__Source excerpt__.
══════════
Despite the uncertainty in recent years, families have returned to their home villages and are working to rebuild their lives.

“These are people impoverished by exile but really desperate to return,” said Martin Evans, international development lecturer at the University of Chester, who frequently travels to Casamance for research.

The number of internally displaced (IDPs) – most of whom live with relatives – is uncertain. The Internal Displacement Monitoring Centre in 2008 put the number of IDPs at “10,000 to 70,000”. Thousands of Casamancais are also living in neighbouring Gambia and Guinea-Bissau.

Given the sporadic nature of violence in the region, many people regularly shuttle between where they sleep and where they farm, eager to resume their livelihoods but unable to fully resettle in their home villages. 

Photo: Nancy Palus/IRIN
A woman and her children among hundreds who fled Diabir, just outside Ziguinchor, after clashes between the army and separatist troops

Why now?

Local media pose a question many Senegalese are asking themselves: Why the resumption of violence in Casamance?

Residents, intellectuals and civil society leaders say there is consensus on a few points: The current impasse is unsustainable, and the government and MFDC have had no strategy to overcome it; division in the MFDC is a considerable barrier; and fresh negotiations are indispensable.

“The protracted conflict stems from absence of a clear and committed political engagement,” Evans said. “This comes from a lack of vision and coherent policy on the part of the Senegalese government, and chronic fragmentation and lack of a clear political structure on the part of the MFDC.”

The government has repeatedly pointed to division in the MFDC as precluding dialogue.

Researcher Vincent Foucher of the Centre d'études d'Afrique noire, Bordeaux, questions this argument.

“The Senegalese state does not seem to really want negotiations on the core issues – the status of the region – and does not really acknowledge the MFDC, arguing that it is too divided,” Foucher told IRIN. “The division of the MFDC is a real problem, but this is a troublesome argument because the divisions in the MFDC owe something to the government’s policies.”

Divide and rule?

Critics say the government’s way of dealing with skirmishes has been to dole out money to this or that MFDC faction. The Collectif des cadres casamançais, a coalition of Casamance civic and business leaders, in a 5 September communiqué called it “an ignoble strategy, consisting of dividing and weakening the adversary through the magic of money”.

But Foucher said those in the MFDC accused of taking government money do not necessarily abandon the group’s cause.

“In examining the recent clashes one should not miss the fact that even among those MFDC combatants who have taken money from the government to abide by a de facto ceasefire, some still want independence or at least believe that since the government is not amenable to real negotiations, war should resume so as to force Dakar at least to grant some form of recognition.”
══════════
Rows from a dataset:
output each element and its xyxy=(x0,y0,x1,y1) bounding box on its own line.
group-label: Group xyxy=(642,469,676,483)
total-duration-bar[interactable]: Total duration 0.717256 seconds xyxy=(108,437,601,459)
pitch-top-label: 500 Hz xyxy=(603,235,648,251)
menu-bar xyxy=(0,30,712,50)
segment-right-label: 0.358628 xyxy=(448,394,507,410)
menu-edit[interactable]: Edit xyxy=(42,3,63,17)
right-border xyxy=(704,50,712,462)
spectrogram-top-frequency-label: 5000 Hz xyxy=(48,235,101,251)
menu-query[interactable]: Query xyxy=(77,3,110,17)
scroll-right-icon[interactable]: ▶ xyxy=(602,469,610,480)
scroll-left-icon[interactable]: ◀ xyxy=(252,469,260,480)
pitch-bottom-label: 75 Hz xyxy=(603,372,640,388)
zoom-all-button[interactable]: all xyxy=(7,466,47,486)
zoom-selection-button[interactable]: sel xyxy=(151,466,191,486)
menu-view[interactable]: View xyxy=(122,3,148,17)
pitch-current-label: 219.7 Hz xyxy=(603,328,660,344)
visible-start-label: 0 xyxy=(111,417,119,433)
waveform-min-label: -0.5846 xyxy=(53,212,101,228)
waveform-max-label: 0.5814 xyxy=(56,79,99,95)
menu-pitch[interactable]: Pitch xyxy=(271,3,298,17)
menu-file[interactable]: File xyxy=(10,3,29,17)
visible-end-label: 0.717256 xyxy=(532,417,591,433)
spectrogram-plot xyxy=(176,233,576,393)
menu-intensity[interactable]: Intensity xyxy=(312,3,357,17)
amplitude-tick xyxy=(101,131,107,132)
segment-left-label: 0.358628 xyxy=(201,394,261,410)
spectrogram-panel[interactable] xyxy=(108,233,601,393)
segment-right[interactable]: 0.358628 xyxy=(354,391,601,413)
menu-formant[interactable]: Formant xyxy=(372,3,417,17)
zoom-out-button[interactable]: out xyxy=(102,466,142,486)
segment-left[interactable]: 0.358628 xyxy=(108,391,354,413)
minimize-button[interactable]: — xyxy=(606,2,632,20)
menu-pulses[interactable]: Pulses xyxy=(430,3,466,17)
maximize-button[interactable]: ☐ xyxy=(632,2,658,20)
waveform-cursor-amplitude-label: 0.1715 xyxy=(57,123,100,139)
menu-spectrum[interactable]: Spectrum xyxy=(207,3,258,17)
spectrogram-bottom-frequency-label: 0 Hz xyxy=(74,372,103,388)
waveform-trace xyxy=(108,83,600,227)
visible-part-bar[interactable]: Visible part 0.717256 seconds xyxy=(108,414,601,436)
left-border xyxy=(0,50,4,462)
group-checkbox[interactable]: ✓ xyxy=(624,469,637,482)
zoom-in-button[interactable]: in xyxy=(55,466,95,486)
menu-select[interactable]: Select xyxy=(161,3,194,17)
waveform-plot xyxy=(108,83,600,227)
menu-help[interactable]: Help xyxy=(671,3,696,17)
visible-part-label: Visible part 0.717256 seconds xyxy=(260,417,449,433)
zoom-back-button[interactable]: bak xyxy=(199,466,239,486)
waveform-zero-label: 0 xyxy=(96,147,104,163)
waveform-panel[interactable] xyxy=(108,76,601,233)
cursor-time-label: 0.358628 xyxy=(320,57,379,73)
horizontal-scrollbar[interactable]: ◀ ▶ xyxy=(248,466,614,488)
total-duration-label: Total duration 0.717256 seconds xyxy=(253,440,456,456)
══════════
__Problems and tasks__.
1. According to the Casamance excerpt, residents, intellectuals and civil society leaders agree on a few points. List all of them.
2. In the Casamance excerpt, what range did the Internal Displacement Monitoring Centre give in 2008 for the number of IDPs?
Rely only on the Casamance excerpt for your answers.

__Task solutions__.
1.
- The current impasse is unsustainable, and neither the government nor the MFDC has had a strategy to overcome it.
- Division in the MFDC is a considerable barrier.
- Fresh negotiations are indispensable.

2. 10,000 to 70,000